═════ INFORMATION SHOWN ═════
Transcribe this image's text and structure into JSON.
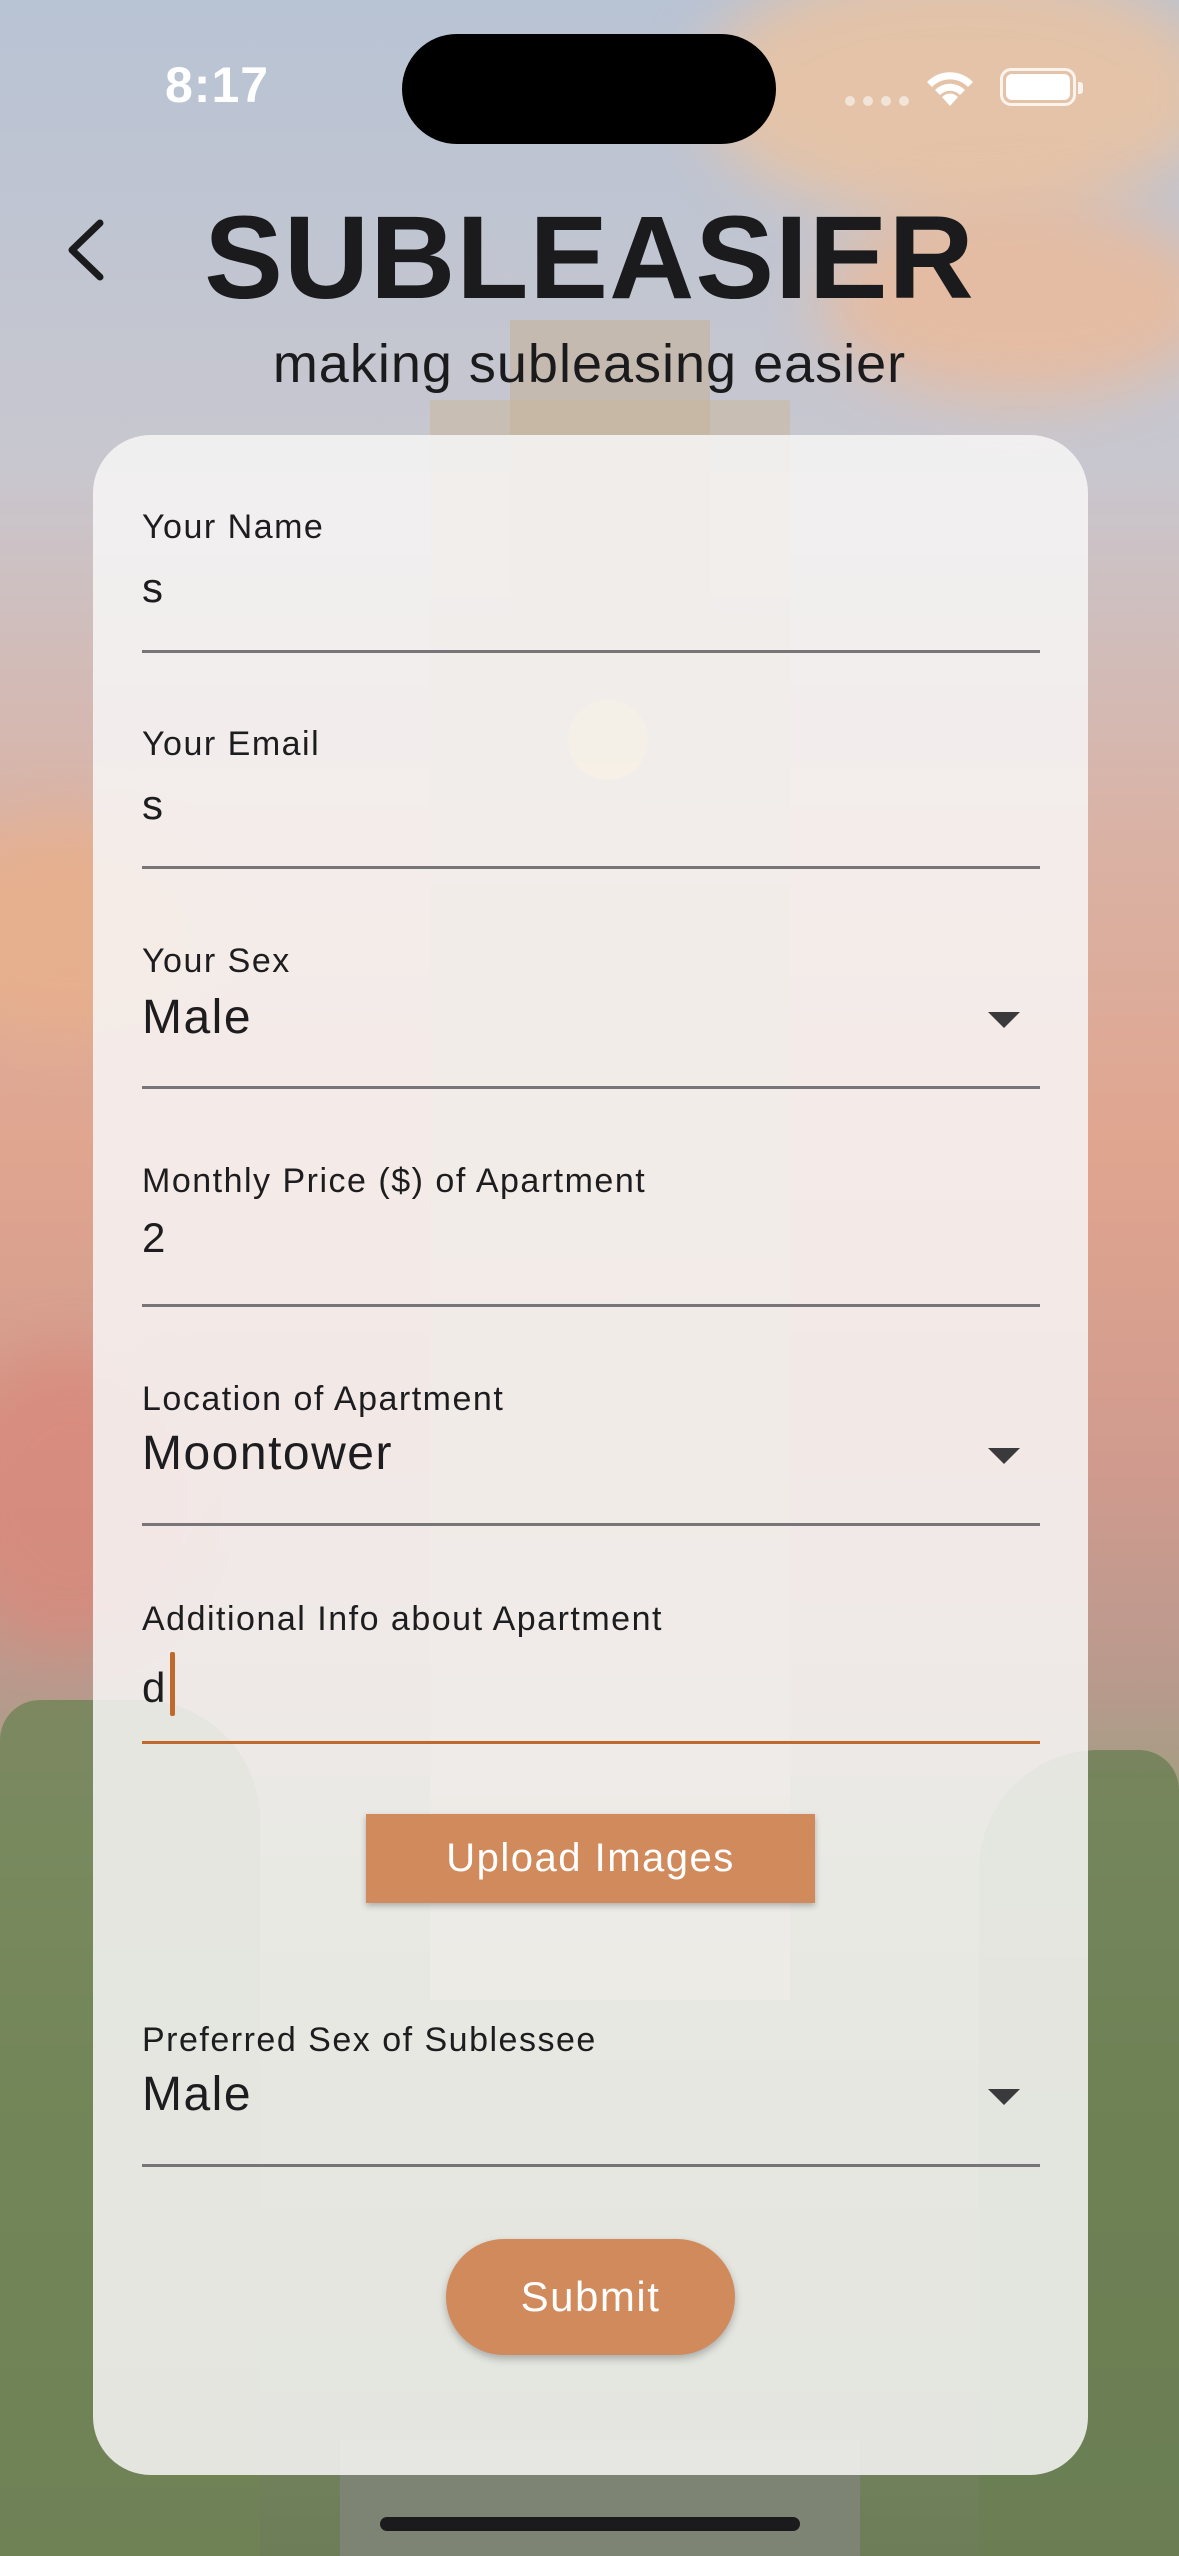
{
  "status_bar": {
    "time": "8:17"
  },
  "header": {
    "title": "SUBLEASIER",
    "subtitle": "making subleasing easier"
  },
  "form": {
    "name": {
      "label": "Your Name",
      "value": "s"
    },
    "email": {
      "label": "Your Email",
      "value": "s"
    },
    "sex": {
      "label": "Your Sex",
      "value": "Male"
    },
    "price": {
      "label": "Monthly Price ($) of Apartment",
      "value": "2"
    },
    "location": {
      "label": "Location of Apartment",
      "value": "Moontower"
    },
    "info": {
      "label": "Additional Info about Apartment",
      "value": "d"
    },
    "upload_label": "Upload Images",
    "preferred_sex": {
      "label": "Preferred Sex of Sublessee",
      "value": "Male"
    },
    "submit_label": "Submit"
  },
  "colors": {
    "accent": "#d18a5b",
    "active_underline": "#c1692c",
    "text": "#1d1c1f"
  },
  "icons": {
    "back": "chevron-left-icon",
    "dropdown": "caret-down-icon",
    "wifi": "wifi-icon",
    "battery": "battery-icon"
  }
}
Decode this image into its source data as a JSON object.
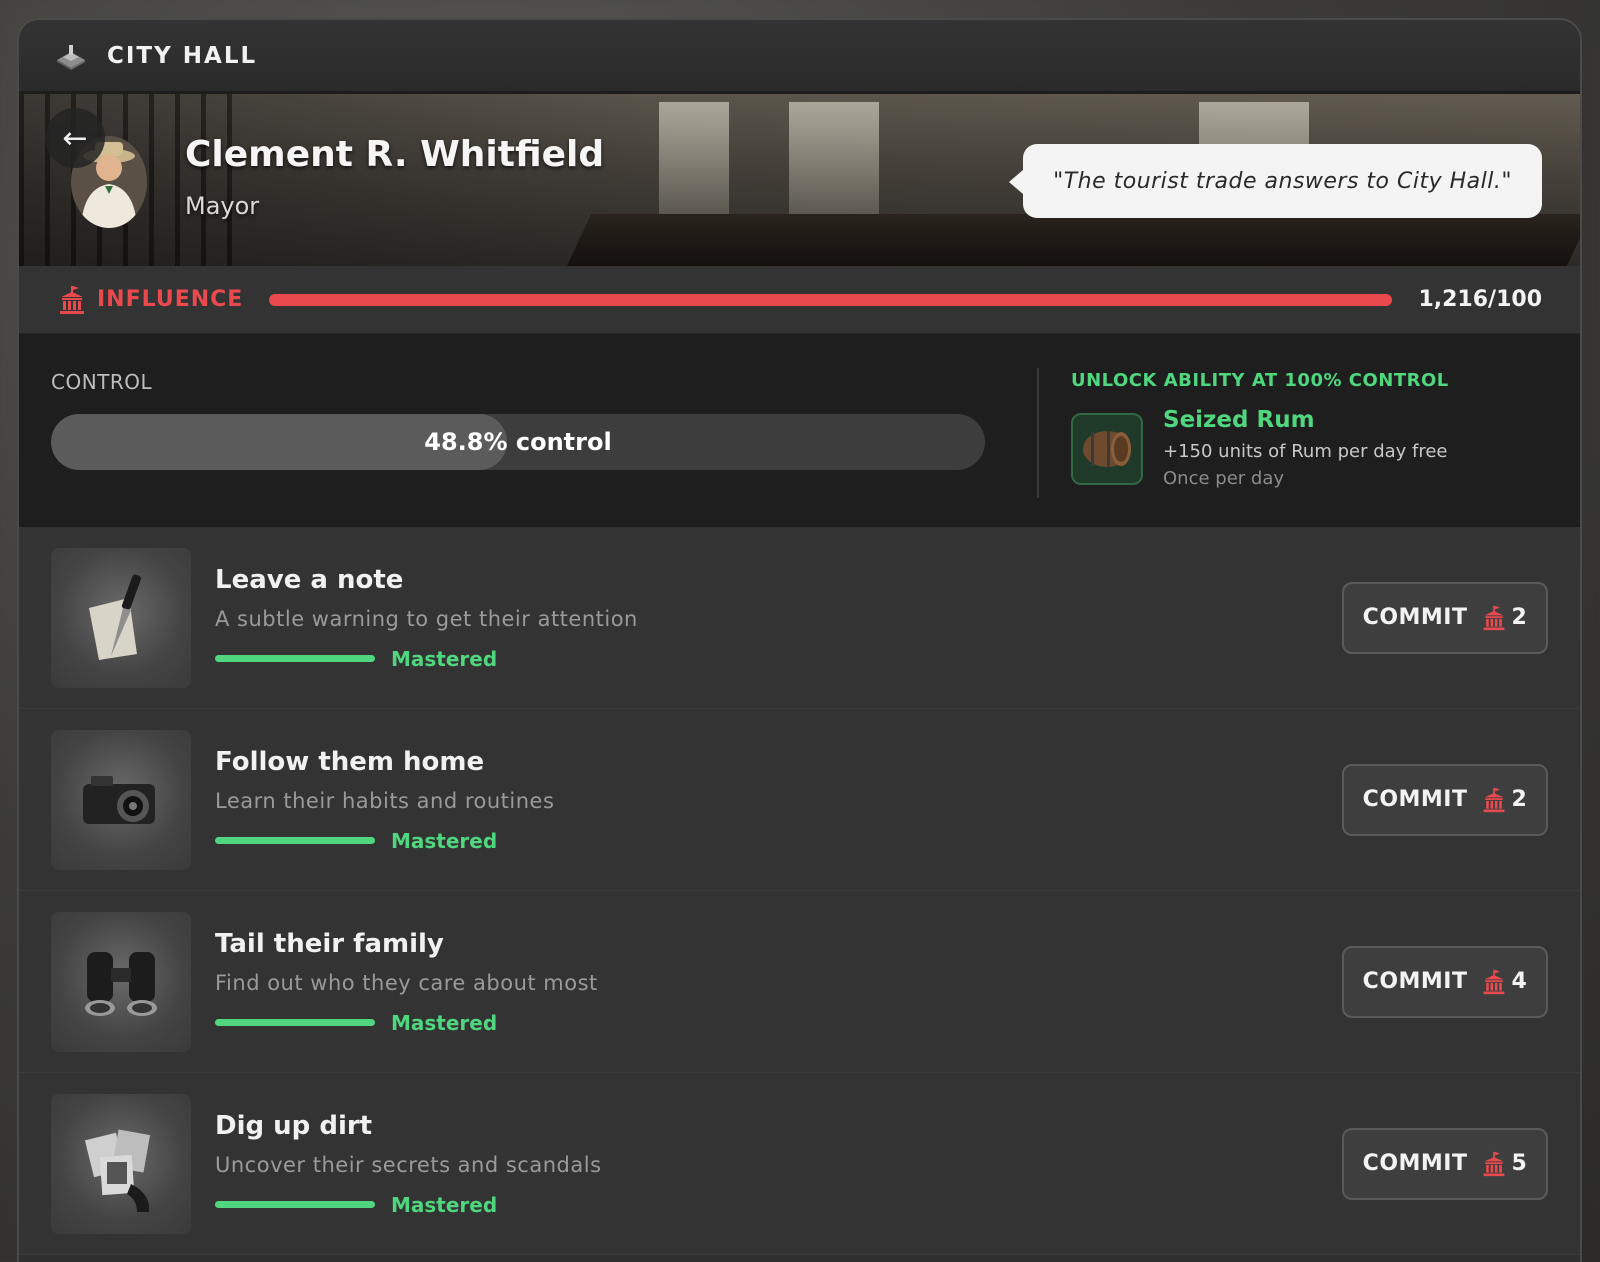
{
  "window": {
    "title": "CITY HALL",
    "icon": "city-hall-icon"
  },
  "hero": {
    "name": "Clement R. Whitfield",
    "role": "Mayor",
    "quote": "\"The tourist trade answers to City Hall.\"",
    "back_icon": "back-arrow-icon"
  },
  "influence": {
    "label": "INFLUENCE",
    "value": "1,216/100",
    "fill_fraction": 1.0,
    "color": "#ea4a4e",
    "icon": "capitol-icon"
  },
  "control": {
    "label": "CONTROL",
    "percent": 48.8,
    "text": "48.8% control",
    "unlock_title": "UNLOCK ABILITY AT 100% CONTROL",
    "ability": {
      "name": "Seized Rum",
      "description": "+150 units of Rum per day free",
      "frequency": "Once per day",
      "icon": "rum-barrel-icon"
    }
  },
  "actions": [
    {
      "name": "Leave a note",
      "description": "A subtle warning to get their attention",
      "status": "Mastered",
      "mastery": 1.0,
      "commit_label": "COMMIT",
      "cost": "2",
      "icon": "knife-note-icon"
    },
    {
      "name": "Follow them home",
      "description": "Learn their habits and routines",
      "status": "Mastered",
      "mastery": 1.0,
      "commit_label": "COMMIT",
      "cost": "2",
      "icon": "camera-icon"
    },
    {
      "name": "Tail their family",
      "description": "Find out who they care about most",
      "status": "Mastered",
      "mastery": 1.0,
      "commit_label": "COMMIT",
      "cost": "4",
      "icon": "binoculars-icon"
    },
    {
      "name": "Dig up dirt",
      "description": "Uncover their secrets and scandals",
      "status": "Mastered",
      "mastery": 1.0,
      "commit_label": "COMMIT",
      "cost": "5",
      "icon": "photos-icon"
    }
  ],
  "colors": {
    "accent_green": "#4fd67e",
    "accent_red": "#ea4a4e",
    "panel": "#333333"
  }
}
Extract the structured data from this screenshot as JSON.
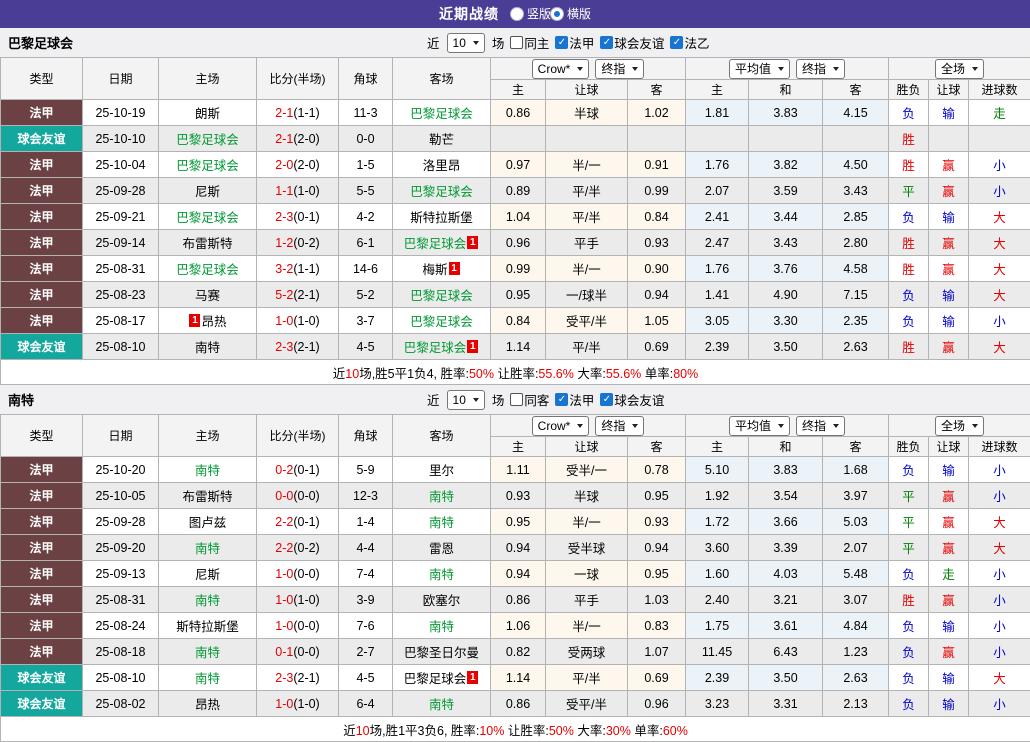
═════
## EXERCISE
Every record above should be written out again exactly; the pictures stay out of the copy.

## FULL ANSWER
Transcribe this image's text and structure into JSON.
{
  "status_bar": {
    "time": "8:17"
  },
  "header": {
    "title": "SUBLEASIER",
    "subtitle": "making subleasing easier"
  },
  "form": {
    "name": {
      "label": "Your Name",
      "value": "s"
    },
    "email": {
      "label": "Your Email",
      "value": "s"
    },
    "sex": {
      "label": "Your Sex",
      "value": "Male"
    },
    "price": {
      "label": "Monthly Price ($) of Apartment",
      "value": "2"
    },
    "location": {
      "label": "Location of Apartment",
      "value": "Moontower"
    },
    "info": {
      "label": "Additional Info about Apartment",
      "value": "d"
    },
    "upload_label": "Upload Images",
    "preferred_sex": {
      "label": "Preferred Sex of Sublessee",
      "value": "Male"
    },
    "submit_label": "Submit"
  },
  "colors": {
    "accent": "#d18a5b",
    "active_underline": "#c1692c",
    "text": "#1d1c1f"
  },
  "icons": {
    "back": "chevron-left-icon",
    "dropdown": "caret-down-icon",
    "wifi": "wifi-icon",
    "battery": "battery-icon"
  }
}
Decode this image into its source data as a JSON object.
{
  "window": {
    "title": "CITY HALL",
    "icon": "city-hall-icon"
  },
  "hero": {
    "name": "Clement R. Whitfield",
    "role": "Mayor",
    "quote": "\"The tourist trade answers to City Hall.\"",
    "back_icon": "back-arrow-icon"
  },
  "influence": {
    "label": "INFLUENCE",
    "value": "1,216/100",
    "fill_fraction": 1.0,
    "color": "#ea4a4e",
    "icon": "capitol-icon"
  },
  "control": {
    "label": "CONTROL",
    "percent": 48.8,
    "text": "48.8% control",
    "unlock_title": "UNLOCK ABILITY AT 100% CONTROL",
    "ability": {
      "name": "Seized Rum",
      "description": "+150 units of Rum per day free",
      "frequency": "Once per day",
      "icon": "rum-barrel-icon"
    }
  },
  "actions": [
    {
      "name": "Leave a note",
      "description": "A subtle warning to get their attention",
      "status": "Mastered",
      "mastery": 1.0,
      "commit_label": "COMMIT",
      "cost": "2",
      "icon": "knife-note-icon"
    },
    {
      "name": "Follow them home",
      "description": "Learn their habits and routines",
      "status": "Mastered",
      "mastery": 1.0,
      "commit_label": "COMMIT",
      "cost": "2",
      "icon": "camera-icon"
    },
    {
      "name": "Tail their family",
      "description": "Find out who they care about most",
      "status": "Mastered",
      "mastery": 1.0,
      "commit_label": "COMMIT",
      "cost": "4",
      "icon": "binoculars-icon"
    },
    {
      "name": "Dig up dirt",
      "description": "Uncover their secrets and scandals",
      "status": "Mastered",
      "mastery": 1.0,
      "commit_label": "COMMIT",
      "cost": "5",
      "icon": "photos-icon"
    }
  ],
  "colors": {
    "accent_green": "#4fd67e",
    "accent_red": "#ea4a4e",
    "panel": "#333333"
  }
}
Extract the structured data from this screenshot as JSON.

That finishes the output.